▸ **Exercise instructions**:
Only a number is wanted: how many lines of the entries include the string "JSON"?

▸ **Raw records**:

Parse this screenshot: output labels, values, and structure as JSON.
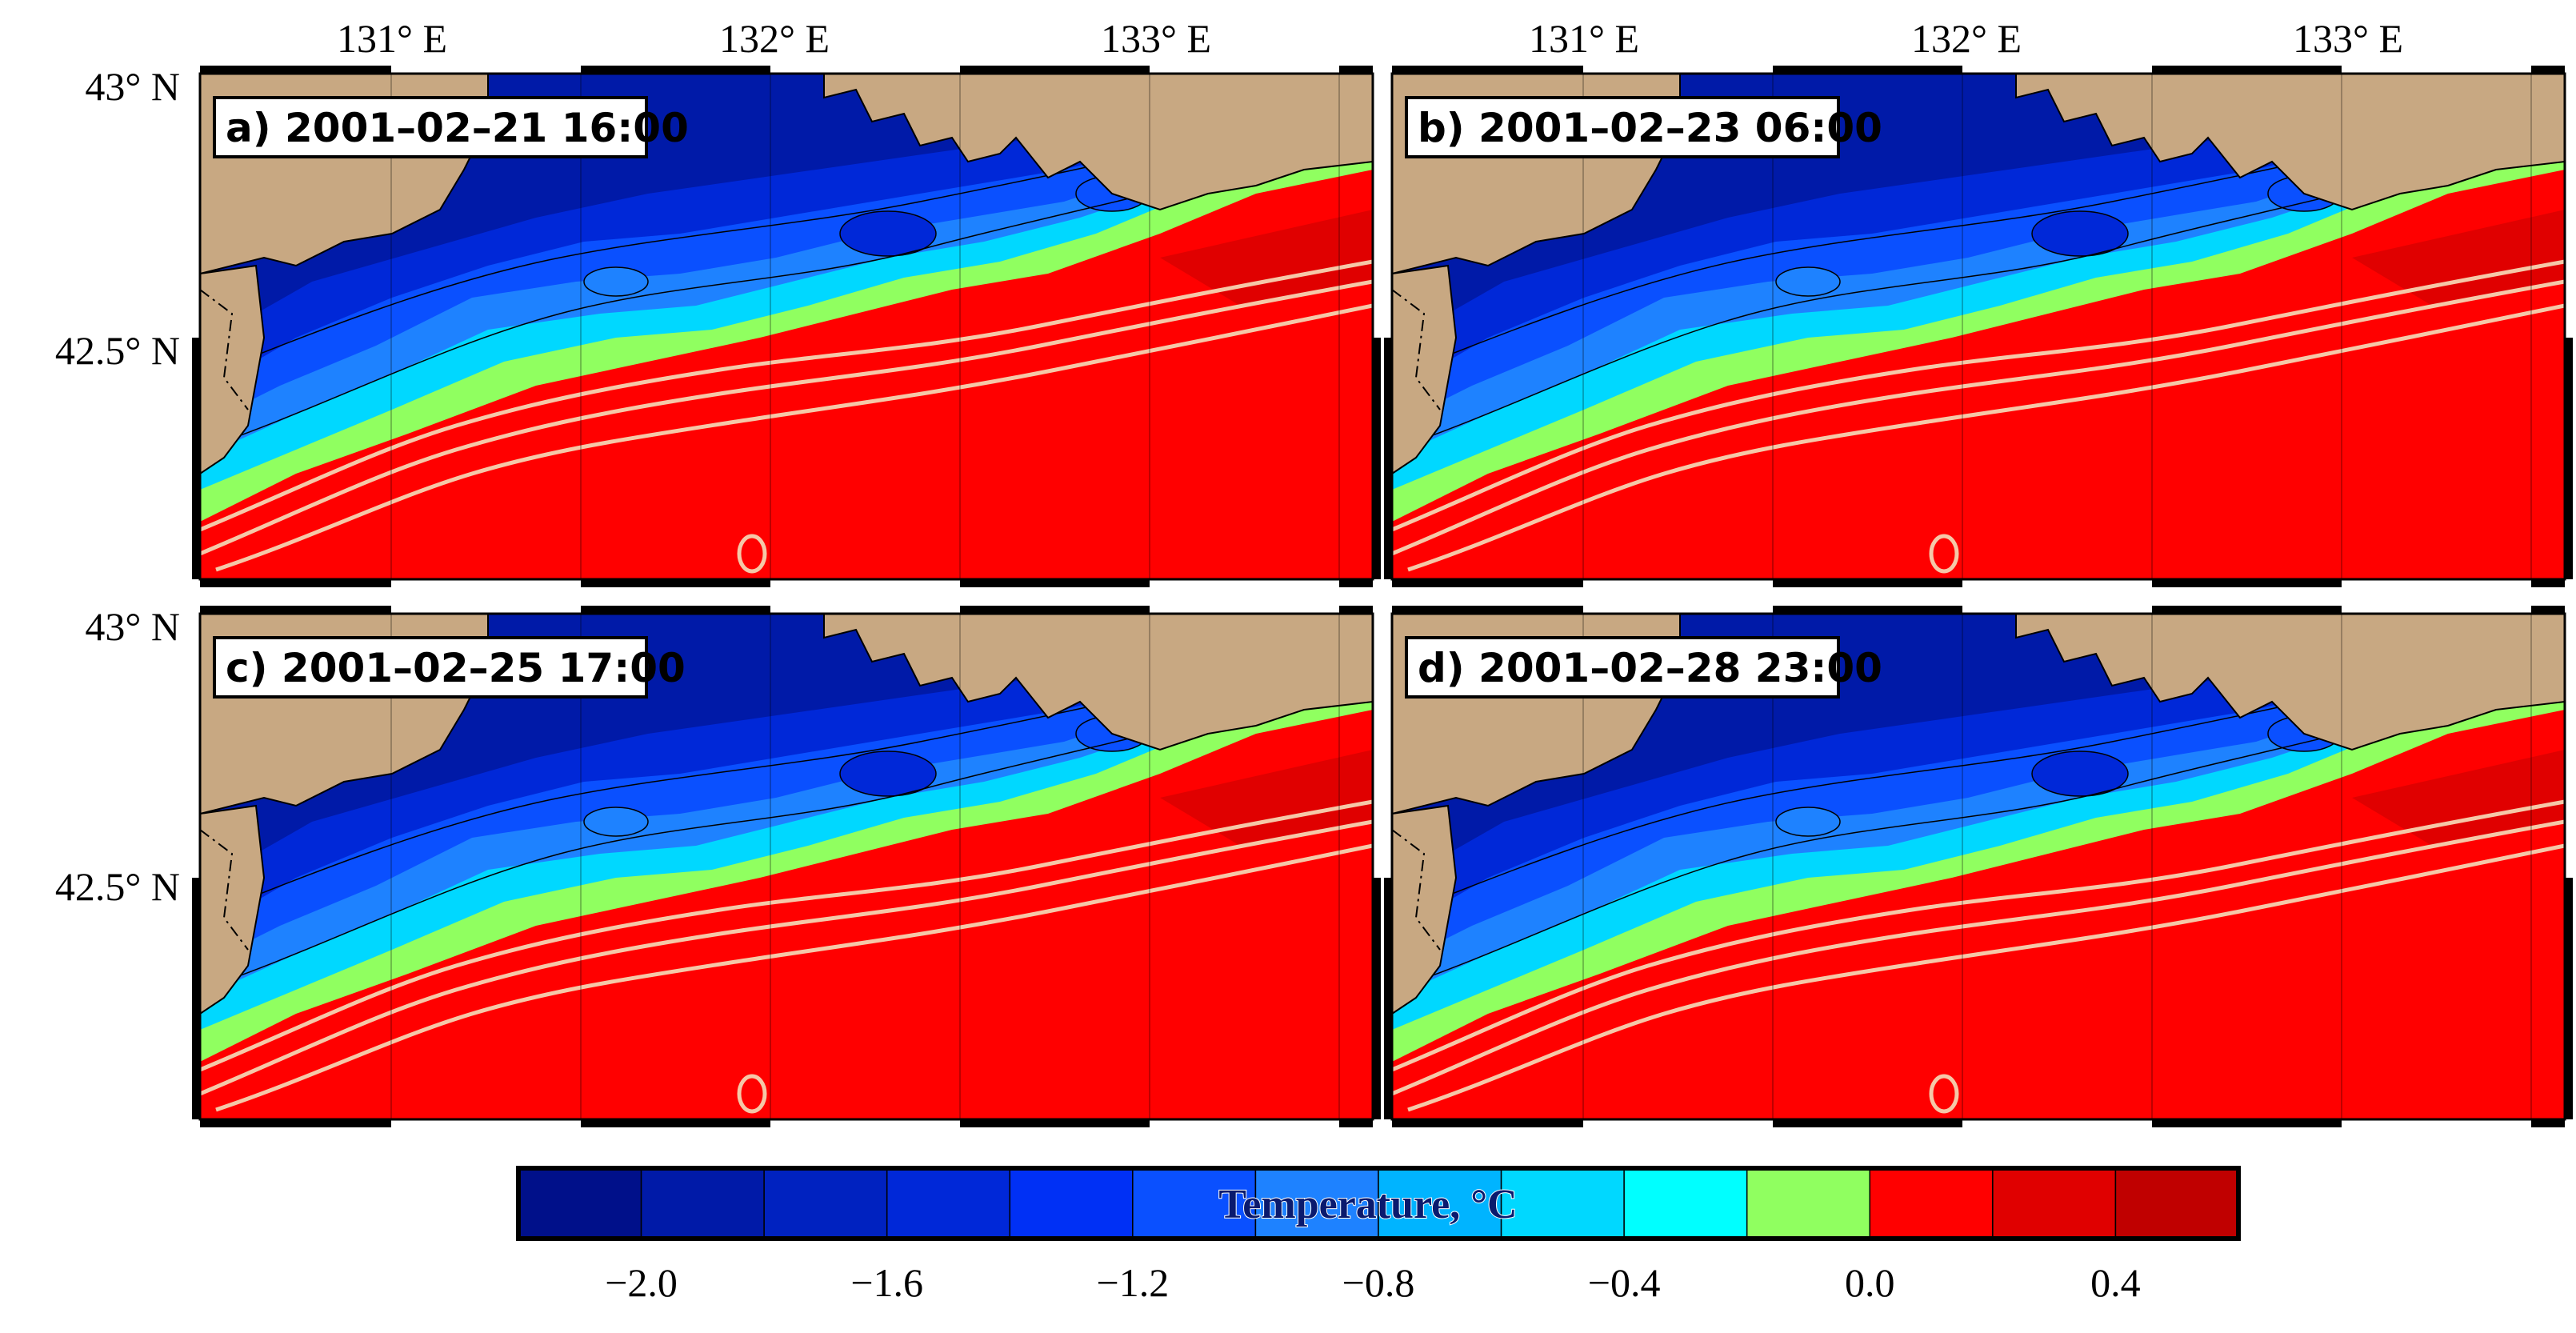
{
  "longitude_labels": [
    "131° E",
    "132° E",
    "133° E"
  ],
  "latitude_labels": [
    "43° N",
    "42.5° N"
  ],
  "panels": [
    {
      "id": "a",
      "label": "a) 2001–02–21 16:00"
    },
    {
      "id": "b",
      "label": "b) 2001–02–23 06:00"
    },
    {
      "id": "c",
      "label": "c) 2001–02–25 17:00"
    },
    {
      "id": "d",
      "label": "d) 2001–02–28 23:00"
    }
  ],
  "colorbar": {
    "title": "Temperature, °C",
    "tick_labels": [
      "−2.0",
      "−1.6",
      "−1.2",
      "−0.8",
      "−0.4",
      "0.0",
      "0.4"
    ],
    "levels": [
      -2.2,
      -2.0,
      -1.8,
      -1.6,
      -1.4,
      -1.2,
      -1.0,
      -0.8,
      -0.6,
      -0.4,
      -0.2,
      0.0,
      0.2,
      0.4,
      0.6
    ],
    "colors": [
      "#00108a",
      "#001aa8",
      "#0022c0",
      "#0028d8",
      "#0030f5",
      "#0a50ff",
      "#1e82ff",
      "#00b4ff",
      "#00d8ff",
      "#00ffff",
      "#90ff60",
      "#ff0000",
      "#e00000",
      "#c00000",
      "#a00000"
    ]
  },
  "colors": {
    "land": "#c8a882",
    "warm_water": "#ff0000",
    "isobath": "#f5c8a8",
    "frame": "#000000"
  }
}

--

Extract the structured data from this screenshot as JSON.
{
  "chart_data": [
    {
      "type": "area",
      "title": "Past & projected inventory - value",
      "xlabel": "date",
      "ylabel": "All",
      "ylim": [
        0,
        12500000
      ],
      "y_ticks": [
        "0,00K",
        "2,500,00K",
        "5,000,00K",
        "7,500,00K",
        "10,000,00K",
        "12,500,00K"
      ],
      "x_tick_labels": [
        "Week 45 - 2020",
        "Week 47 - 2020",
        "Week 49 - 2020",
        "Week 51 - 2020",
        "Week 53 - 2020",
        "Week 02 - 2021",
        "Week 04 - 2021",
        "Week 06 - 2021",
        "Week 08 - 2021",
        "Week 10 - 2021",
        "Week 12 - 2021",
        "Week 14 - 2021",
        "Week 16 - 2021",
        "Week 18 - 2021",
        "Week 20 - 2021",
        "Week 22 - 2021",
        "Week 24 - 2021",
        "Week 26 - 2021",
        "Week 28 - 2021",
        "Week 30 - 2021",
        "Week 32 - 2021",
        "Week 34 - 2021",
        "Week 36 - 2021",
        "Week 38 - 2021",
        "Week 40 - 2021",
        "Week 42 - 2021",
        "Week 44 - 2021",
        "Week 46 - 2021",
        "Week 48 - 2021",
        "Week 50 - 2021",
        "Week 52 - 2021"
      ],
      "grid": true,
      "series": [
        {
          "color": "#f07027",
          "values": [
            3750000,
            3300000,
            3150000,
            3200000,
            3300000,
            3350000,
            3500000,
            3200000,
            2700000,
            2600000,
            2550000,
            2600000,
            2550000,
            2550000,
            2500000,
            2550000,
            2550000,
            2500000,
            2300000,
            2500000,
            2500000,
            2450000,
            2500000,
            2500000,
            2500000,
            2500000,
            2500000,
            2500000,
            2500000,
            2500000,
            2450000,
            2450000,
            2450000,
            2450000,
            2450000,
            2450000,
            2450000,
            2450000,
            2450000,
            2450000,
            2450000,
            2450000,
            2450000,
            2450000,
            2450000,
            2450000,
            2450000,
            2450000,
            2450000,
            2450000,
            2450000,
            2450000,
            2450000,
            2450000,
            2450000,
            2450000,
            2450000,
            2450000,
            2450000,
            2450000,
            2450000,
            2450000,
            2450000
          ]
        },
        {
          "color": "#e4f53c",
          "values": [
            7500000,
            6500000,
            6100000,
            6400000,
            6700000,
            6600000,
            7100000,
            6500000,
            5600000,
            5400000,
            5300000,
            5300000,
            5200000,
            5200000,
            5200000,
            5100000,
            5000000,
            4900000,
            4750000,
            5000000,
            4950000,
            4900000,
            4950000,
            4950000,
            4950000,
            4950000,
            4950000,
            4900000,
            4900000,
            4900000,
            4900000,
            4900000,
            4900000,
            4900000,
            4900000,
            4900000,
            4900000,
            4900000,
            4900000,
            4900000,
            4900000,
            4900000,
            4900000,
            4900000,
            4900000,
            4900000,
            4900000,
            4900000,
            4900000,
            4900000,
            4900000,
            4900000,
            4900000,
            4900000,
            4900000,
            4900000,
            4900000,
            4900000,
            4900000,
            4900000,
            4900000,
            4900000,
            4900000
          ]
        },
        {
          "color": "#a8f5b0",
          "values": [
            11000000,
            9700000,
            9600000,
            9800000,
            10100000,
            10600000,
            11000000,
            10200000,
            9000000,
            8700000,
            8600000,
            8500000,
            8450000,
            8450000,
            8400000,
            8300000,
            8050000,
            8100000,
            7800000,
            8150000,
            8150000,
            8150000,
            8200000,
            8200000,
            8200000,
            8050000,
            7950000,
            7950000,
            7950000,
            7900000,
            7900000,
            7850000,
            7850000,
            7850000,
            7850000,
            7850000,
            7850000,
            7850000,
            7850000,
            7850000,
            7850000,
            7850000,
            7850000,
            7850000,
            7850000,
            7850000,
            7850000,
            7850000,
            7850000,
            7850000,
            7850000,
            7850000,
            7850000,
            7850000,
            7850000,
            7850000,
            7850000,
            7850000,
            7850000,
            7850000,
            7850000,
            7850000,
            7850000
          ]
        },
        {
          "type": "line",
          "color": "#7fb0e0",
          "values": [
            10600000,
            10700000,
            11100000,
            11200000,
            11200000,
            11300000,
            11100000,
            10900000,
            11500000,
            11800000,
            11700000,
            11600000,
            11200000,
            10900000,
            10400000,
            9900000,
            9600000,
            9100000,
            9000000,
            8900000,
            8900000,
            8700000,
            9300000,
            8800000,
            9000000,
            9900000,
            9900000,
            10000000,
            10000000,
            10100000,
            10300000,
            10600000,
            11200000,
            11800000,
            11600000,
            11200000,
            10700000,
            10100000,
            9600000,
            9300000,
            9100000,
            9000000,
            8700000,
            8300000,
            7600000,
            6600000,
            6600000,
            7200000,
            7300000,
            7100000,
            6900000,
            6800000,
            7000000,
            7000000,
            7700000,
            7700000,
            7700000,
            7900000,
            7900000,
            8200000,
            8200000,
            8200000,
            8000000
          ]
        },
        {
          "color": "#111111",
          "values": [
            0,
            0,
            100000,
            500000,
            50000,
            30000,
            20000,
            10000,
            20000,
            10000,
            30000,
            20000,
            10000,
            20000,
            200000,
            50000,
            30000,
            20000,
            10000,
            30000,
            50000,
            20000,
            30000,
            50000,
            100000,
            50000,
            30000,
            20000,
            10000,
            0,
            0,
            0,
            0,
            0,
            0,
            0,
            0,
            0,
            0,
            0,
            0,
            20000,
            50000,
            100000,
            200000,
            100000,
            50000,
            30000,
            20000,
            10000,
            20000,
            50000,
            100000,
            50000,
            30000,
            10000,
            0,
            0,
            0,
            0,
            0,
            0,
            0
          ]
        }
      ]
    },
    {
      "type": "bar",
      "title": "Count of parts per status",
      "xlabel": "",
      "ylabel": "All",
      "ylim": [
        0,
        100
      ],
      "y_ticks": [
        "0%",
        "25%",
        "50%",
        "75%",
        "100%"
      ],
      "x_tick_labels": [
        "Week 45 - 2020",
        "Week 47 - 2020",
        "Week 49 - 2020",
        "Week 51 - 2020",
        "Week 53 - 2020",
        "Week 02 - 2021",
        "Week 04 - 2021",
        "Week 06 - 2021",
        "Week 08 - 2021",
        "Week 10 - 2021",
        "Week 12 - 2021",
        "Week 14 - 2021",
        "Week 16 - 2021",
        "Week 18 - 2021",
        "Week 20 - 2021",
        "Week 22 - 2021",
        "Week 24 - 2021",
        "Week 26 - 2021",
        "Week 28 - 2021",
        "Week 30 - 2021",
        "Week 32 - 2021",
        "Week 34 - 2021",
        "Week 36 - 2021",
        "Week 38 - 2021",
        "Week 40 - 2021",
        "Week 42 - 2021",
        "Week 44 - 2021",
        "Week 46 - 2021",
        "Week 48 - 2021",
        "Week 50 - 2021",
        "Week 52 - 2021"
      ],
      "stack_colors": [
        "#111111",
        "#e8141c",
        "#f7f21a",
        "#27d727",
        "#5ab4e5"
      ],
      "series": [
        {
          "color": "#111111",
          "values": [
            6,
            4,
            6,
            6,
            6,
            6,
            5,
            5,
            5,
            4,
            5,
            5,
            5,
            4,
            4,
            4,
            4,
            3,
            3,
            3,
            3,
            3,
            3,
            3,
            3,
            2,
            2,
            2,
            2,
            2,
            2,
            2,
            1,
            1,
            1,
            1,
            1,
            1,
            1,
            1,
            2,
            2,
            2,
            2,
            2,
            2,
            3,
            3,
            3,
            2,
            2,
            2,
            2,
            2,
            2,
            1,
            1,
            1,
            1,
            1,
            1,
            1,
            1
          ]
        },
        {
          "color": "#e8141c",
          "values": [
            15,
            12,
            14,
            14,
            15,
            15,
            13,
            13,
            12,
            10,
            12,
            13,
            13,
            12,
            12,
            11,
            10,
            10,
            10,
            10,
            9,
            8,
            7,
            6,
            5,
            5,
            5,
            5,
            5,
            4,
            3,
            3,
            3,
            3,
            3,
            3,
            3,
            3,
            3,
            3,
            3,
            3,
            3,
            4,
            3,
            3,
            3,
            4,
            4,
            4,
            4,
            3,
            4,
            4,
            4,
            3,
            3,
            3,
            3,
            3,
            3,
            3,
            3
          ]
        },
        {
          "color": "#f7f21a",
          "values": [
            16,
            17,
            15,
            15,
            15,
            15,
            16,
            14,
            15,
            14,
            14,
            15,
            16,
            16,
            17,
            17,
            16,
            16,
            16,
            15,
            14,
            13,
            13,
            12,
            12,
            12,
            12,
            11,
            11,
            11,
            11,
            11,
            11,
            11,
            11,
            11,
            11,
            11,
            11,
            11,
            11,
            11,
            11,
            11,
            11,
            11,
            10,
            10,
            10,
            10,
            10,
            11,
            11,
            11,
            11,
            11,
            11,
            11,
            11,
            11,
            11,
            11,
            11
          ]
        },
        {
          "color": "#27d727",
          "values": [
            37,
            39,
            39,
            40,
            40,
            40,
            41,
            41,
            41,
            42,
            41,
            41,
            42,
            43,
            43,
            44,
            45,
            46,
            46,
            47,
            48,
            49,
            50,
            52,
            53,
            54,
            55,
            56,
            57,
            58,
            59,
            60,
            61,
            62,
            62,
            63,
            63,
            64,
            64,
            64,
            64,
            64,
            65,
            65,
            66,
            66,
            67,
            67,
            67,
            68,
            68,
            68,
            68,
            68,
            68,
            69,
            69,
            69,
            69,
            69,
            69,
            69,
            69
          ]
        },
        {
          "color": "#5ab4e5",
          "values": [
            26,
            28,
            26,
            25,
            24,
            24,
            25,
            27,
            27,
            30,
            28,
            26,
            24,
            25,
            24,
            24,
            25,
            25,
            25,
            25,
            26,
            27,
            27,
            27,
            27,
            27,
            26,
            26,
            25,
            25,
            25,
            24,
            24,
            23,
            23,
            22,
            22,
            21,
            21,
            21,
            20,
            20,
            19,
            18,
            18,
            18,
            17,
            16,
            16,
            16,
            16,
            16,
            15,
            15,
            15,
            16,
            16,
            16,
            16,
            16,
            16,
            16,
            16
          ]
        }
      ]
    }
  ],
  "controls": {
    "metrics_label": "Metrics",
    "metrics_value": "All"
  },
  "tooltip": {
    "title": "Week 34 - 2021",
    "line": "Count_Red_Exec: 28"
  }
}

▸ **Reply to the exercise**:
2